=== What you should do ===
Set down exactly the lines from the one containing "Extract all readable text from this page." through the end of the records below, both included, and nothing else.

BEGIN Listing

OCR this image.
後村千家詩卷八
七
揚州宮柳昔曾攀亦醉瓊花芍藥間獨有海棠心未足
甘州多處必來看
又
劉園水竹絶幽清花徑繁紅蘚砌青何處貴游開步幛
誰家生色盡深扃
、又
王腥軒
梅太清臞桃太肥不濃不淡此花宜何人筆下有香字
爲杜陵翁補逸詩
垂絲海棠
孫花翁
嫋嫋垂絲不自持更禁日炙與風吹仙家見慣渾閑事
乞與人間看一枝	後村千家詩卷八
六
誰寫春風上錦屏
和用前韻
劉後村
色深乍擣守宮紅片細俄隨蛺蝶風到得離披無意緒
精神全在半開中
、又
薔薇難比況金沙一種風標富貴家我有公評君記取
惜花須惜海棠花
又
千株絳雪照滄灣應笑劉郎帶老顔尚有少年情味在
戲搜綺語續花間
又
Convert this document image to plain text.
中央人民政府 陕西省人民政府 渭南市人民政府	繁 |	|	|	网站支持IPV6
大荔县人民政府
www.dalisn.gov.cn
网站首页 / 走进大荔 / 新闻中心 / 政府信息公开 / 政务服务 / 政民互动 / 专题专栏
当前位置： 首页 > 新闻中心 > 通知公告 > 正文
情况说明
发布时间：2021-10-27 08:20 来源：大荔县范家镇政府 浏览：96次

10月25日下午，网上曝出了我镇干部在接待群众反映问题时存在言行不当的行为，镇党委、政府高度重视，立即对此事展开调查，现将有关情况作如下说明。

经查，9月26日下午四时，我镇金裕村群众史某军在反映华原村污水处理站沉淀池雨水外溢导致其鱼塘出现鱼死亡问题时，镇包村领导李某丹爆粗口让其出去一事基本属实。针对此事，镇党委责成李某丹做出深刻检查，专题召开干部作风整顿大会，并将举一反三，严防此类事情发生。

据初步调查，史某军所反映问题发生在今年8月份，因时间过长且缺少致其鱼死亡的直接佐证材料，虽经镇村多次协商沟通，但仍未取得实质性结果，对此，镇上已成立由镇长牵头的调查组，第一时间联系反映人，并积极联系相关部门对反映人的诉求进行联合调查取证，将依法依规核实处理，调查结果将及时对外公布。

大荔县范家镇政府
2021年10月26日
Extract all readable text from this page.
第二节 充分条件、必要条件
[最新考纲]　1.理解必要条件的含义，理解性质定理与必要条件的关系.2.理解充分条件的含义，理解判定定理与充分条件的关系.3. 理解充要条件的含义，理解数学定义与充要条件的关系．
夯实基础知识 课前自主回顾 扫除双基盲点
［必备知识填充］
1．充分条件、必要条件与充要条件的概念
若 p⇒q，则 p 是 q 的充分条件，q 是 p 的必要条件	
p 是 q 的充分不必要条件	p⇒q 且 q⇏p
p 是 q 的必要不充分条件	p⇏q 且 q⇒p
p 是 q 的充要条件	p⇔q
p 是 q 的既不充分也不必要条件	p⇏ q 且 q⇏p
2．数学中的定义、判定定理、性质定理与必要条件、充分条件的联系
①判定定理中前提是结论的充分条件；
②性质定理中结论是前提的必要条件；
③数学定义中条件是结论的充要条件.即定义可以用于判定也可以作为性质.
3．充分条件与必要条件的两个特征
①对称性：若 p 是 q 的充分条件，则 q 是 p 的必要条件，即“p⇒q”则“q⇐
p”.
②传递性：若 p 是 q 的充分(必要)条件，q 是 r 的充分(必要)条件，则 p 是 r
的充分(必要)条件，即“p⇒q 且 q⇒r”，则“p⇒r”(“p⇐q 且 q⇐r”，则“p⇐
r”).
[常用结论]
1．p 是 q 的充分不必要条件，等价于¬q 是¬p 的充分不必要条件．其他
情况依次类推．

END Listing

=== Result of this task ===
Extract all readable text from this page.
第二节 充分条件、必要条件
[最新考纲]　1.理解必要条件的含义，理解性质定理与必要条件的关系.2.理解充分条件的含义，理解判定定理与充分条件的关系.3. 理解充要条件的含义，理解数学定义与充要条件的关系．
夯实基础知识 课前自主回顾 扫除双基盲点
［必备知识填充］
1．充分条件、必要条件与充要条件的概念
若 p⇒q，则 p 是 q 的充分条件，q 是 p 的必要条件	
p 是 q 的充分不必要条件	p⇒q 且 q⇏p
p 是 q 的必要不充分条件	p⇏q 且 q⇒p
p 是 q 的充要条件	p⇔q
p 是 q 的既不充分也不必要条件	p⇏ q 且 q⇏p
2．数学中的定义、判定定理、性质定理与必要条件、充分条件的联系
①判定定理中前提是结论的充分条件；
②性质定理中结论是前提的必要条件；
③数学定义中条件是结论的充要条件.即定义可以用于判定也可以作为性质.
3．充分条件与必要条件的两个特征
①对称性：若 p 是 q 的充分条件，则 q 是 p 的必要条件，即“p⇒q”则“q⇐
p”.
②传递性：若 p 是 q 的充分(必要)条件，q 是 r 的充分(必要)条件，则 p 是 r
的充分(必要)条件，即“p⇒q 且 q⇒r”，则“p⇒r”(“p⇐q 且 q⇐r”，则“p⇐
r”).
[常用结论]
1．p 是 q 的充分不必要条件，等价于¬q 是¬p 的充分不必要条件．其他
情况依次类推．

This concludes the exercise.